Every entry below should be printed exactly, without its images.

%%

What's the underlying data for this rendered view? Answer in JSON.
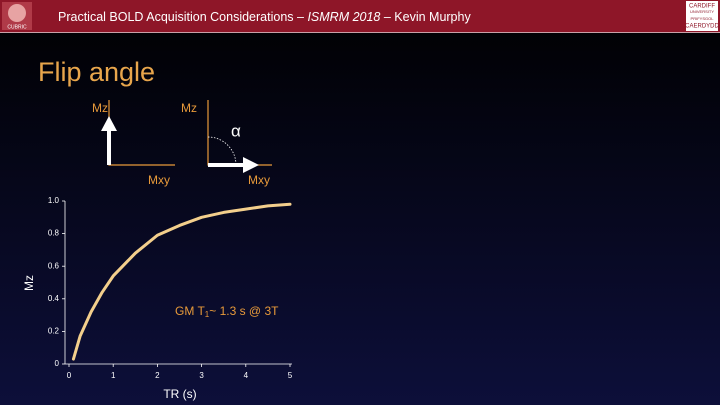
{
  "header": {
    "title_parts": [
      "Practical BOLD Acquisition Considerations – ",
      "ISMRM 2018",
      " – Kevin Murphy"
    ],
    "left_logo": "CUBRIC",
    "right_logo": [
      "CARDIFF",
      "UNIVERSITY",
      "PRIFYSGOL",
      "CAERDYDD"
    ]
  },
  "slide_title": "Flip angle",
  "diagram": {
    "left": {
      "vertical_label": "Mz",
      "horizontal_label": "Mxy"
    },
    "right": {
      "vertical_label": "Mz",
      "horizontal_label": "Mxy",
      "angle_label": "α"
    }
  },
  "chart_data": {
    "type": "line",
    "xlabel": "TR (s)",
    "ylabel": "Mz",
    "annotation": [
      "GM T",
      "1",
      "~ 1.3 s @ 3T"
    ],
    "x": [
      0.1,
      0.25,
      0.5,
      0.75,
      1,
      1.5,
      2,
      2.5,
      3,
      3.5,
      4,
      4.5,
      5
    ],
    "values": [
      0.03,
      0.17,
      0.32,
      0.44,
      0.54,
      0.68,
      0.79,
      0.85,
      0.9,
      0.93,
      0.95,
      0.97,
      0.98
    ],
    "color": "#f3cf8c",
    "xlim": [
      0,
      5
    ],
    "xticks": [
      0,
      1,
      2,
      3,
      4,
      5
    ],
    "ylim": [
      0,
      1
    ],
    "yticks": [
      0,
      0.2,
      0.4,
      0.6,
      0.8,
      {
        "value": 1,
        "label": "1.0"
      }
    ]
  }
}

%%

### Correct answer
What's the underlying data for this rendered view? Answer in JSON.
{
  "header": {
    "title_parts": [
      "Practical BOLD Acquisition Considerations – ",
      "ISMRM 2018",
      " – Kevin Murphy"
    ],
    "left_logo": "CUBRIC",
    "right_logo": [
      "CARDIFF",
      "UNIVERSITY",
      "PRIFYSGOL",
      "CAERDYDD"
    ]
  },
  "slide_title": "Flip angle",
  "diagram": {
    "left": {
      "vertical_label": "Mz",
      "horizontal_label": "Mxy"
    },
    "right": {
      "vertical_label": "Mz",
      "horizontal_label": "Mxy",
      "angle_label": "α"
    }
  },
  "chart_data": {
    "type": "line",
    "xlabel": "TR (s)",
    "ylabel": "Mz",
    "annotation": [
      "GM T",
      "1",
      "~ 1.3 s @ 3T"
    ],
    "x": [
      0.1,
      0.25,
      0.5,
      0.75,
      1,
      1.5,
      2,
      2.5,
      3,
      3.5,
      4,
      4.5,
      5
    ],
    "values": [
      0.03,
      0.17,
      0.32,
      0.44,
      0.54,
      0.68,
      0.79,
      0.85,
      0.9,
      0.93,
      0.95,
      0.97,
      0.98
    ],
    "color": "#f3cf8c",
    "xlim": [
      0,
      5
    ],
    "xticks": [
      0,
      1,
      2,
      3,
      4,
      5
    ],
    "ylim": [
      0,
      1
    ],
    "yticks": [
      0,
      0.2,
      0.4,
      0.6,
      0.8,
      {
        "value": 1,
        "label": "1.0"
      }
    ]
  }
}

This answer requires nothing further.